──────── RECORDS FOR THE TASK ────────
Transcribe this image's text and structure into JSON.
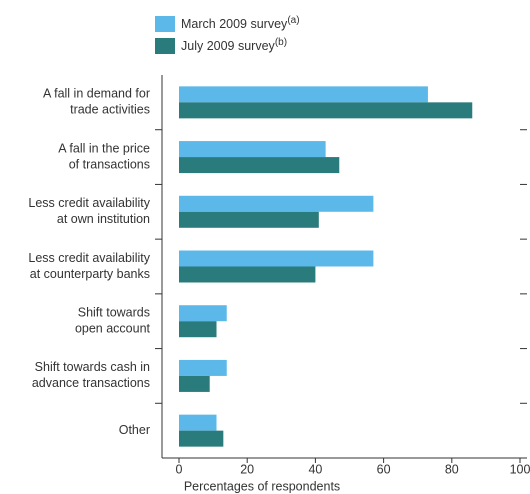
{
  "chart_data": {
    "type": "hbar",
    "categories": [
      [
        "A fall in demand for",
        "trade activities"
      ],
      [
        "A fall in the price",
        "of transactions"
      ],
      [
        "Less credit availability",
        "at own institution"
      ],
      [
        "Less credit availability",
        "at counterparty banks"
      ],
      [
        "Shift towards",
        "open account"
      ],
      [
        "Shift towards cash in",
        "advance transactions"
      ],
      [
        "Other"
      ]
    ],
    "series": [
      {
        "name": "March 2009 survey",
        "note": "(a)",
        "color": "#5bb8e8",
        "values": [
          73,
          43,
          57,
          57,
          14,
          14,
          11
        ]
      },
      {
        "name": "July 2009 survey",
        "note": "(b)",
        "color": "#2a7b7b",
        "values": [
          86,
          47,
          41,
          40,
          11,
          9,
          13
        ]
      }
    ],
    "xlim": [
      0,
      100
    ],
    "xticks": [
      0,
      20,
      40,
      60,
      80,
      100
    ],
    "xlabel": "Percentages of respondents"
  }
}
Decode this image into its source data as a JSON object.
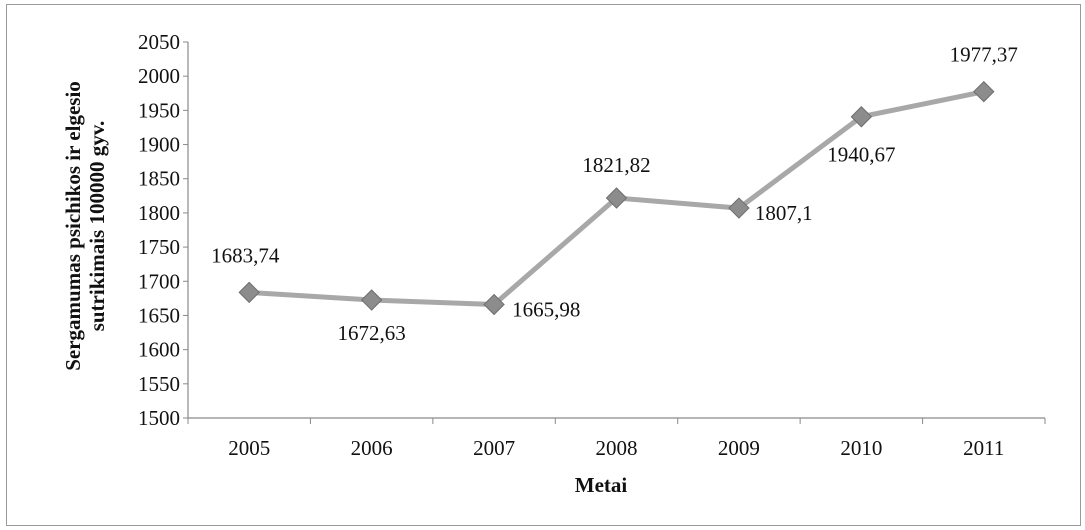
{
  "chart_data": {
    "type": "line",
    "title": "",
    "xlabel": "Metai",
    "ylabel_lines": [
      "Sergamumas psichikos ir elgesio",
      "sutrikimais 100000 gyv."
    ],
    "categories": [
      "2005",
      "2006",
      "2007",
      "2008",
      "2009",
      "2010",
      "2011"
    ],
    "values": [
      1683.74,
      1672.63,
      1665.98,
      1821.82,
      1807.1,
      1940.67,
      1977.37
    ],
    "data_labels": [
      "1683,74",
      "1672,63",
      "1665,98",
      "1821,82",
      "1807,1",
      "1940,67",
      "1977,37"
    ],
    "ylim": [
      1500,
      2050
    ],
    "ytick_step": 50,
    "legend": false,
    "grid": false,
    "line_color": "#a8a8a8",
    "marker_color": "#8c8c8c"
  }
}
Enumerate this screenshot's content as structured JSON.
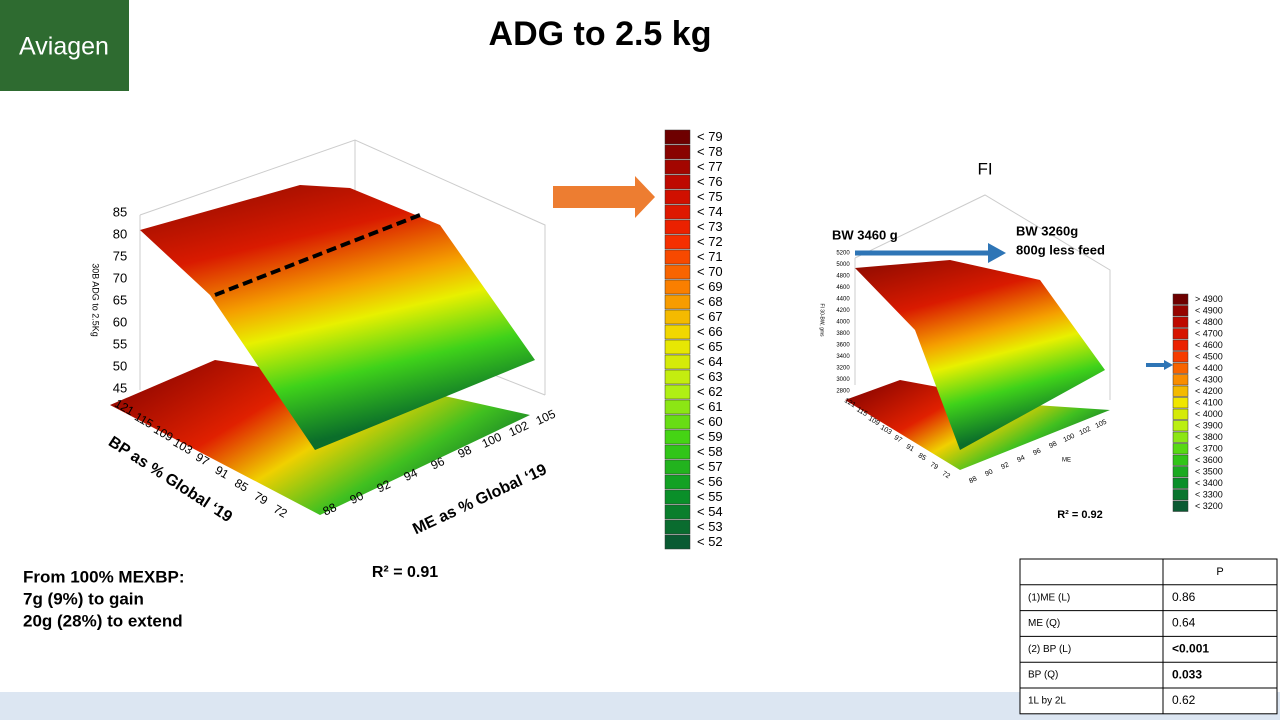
────────
**WHAT NEEDS TO BE DONE**: Without the pictures, write out every entry precisely as it appears.

**CORRECT OUTPUT**:
Transcribe this image's text and structure into JSON.
{
  "chart_data": {
    "type": "hbar",
    "categories": [
      [
        "A fall in demand for",
        "trade activities"
      ],
      [
        "A fall in the price",
        "of transactions"
      ],
      [
        "Less credit availability",
        "at own institution"
      ],
      [
        "Less credit availability",
        "at counterparty banks"
      ],
      [
        "Shift towards",
        "open account"
      ],
      [
        "Shift towards cash in",
        "advance transactions"
      ],
      [
        "Other"
      ]
    ],
    "series": [
      {
        "name": "March 2009 survey",
        "note": "(a)",
        "color": "#5bb8e8",
        "values": [
          73,
          43,
          57,
          57,
          14,
          14,
          11
        ]
      },
      {
        "name": "July 2009 survey",
        "note": "(b)",
        "color": "#2a7b7b",
        "values": [
          86,
          47,
          41,
          40,
          11,
          9,
          13
        ]
      }
    ],
    "xlim": [
      0,
      100
    ],
    "xticks": [
      0,
      20,
      40,
      60,
      80,
      100
    ],
    "xlabel": "Percentages of respondents"
  }
}
Decode this image into its source data as a JSON object.
{
  "chart_data": {
    "type": "line",
    "title": "",
    "xlabel": "Metai",
    "ylabel_lines": [
      "Sergamumas psichikos ir elgesio",
      "sutrikimais 100000 gyv."
    ],
    "categories": [
      "2005",
      "2006",
      "2007",
      "2008",
      "2009",
      "2010",
      "2011"
    ],
    "values": [
      1683.74,
      1672.63,
      1665.98,
      1821.82,
      1807.1,
      1940.67,
      1977.37
    ],
    "data_labels": [
      "1683,74",
      "1672,63",
      "1665,98",
      "1821,82",
      "1807,1",
      "1940,67",
      "1977,37"
    ],
    "ylim": [
      1500,
      2050
    ],
    "ytick_step": 50,
    "legend": false,
    "grid": false,
    "line_color": "#a8a8a8",
    "marker_color": "#8c8c8c"
  }
}
Enumerate this screenshot's content as structured JSON.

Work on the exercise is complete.